--- Start Source records ---

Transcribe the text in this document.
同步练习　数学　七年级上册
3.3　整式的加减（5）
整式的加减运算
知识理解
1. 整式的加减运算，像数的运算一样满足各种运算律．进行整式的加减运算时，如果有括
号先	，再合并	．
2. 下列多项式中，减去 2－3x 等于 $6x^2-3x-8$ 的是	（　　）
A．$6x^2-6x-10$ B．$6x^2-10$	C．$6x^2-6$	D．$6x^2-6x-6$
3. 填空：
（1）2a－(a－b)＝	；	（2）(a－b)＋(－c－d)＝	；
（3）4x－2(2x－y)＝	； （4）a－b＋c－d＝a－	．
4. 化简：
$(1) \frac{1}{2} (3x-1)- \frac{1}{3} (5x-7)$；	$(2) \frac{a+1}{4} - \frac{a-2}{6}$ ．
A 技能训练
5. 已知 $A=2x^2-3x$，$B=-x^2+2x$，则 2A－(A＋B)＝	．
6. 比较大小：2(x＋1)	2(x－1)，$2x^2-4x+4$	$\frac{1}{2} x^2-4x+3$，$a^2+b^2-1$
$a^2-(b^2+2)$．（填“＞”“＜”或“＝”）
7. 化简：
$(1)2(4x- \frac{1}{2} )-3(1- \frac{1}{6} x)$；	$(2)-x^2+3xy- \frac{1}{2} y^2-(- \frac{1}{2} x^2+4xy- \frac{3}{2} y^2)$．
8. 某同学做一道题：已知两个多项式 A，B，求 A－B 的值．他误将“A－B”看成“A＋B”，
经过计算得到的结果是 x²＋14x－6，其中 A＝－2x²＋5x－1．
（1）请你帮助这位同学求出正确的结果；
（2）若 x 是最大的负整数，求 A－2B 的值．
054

--- End Source records ---

Problem description:
Your task is to give the records above again, exactly.

Exercise result:
Transcribe the text in this document.
同步练习　数学　七年级上册
3.3　整式的加减（5）
整式的加减运算
知识理解
1. 整式的加减运算，像数的运算一样满足各种运算律．进行整式的加减运算时，如果有括
号先	，再合并	．
2. 下列多项式中，减去 2－3x 等于 $6x^2-3x-8$ 的是	（　　）
A．$6x^2-6x-10$ B．$6x^2-10$	C．$6x^2-6$	D．$6x^2-6x-6$
3. 填空：
（1）2a－(a－b)＝	；	（2）(a－b)＋(－c－d)＝	；
（3）4x－2(2x－y)＝	； （4）a－b＋c－d＝a－	．
4. 化简：
$(1) \frac{1}{2} (3x-1)- \frac{1}{3} (5x-7)$；	$(2) \frac{a+1}{4} - \frac{a-2}{6}$ ．
A 技能训练
5. 已知 $A=2x^2-3x$，$B=-x^2+2x$，则 2A－(A＋B)＝	．
6. 比较大小：2(x＋1)	2(x－1)，$2x^2-4x+4$	$\frac{1}{2} x^2-4x+3$，$a^2+b^2-1$
$a^2-(b^2+2)$．（填“＞”“＜”或“＝”）
7. 化简：
$(1)2(4x- \frac{1}{2} )-3(1- \frac{1}{6} x)$；	$(2)-x^2+3xy- \frac{1}{2} y^2-(- \frac{1}{2} x^2+4xy- \frac{3}{2} y^2)$．
8. 某同学做一道题：已知两个多项式 A，B，求 A－B 的值．他误将“A－B”看成“A＋B”，
经过计算得到的结果是 x²＋14x－6，其中 A＝－2x²＋5x－1．
（1）请你帮助这位同学求出正确的结果；
（2）若 x 是最大的负整数，求 A－2B 的值．
054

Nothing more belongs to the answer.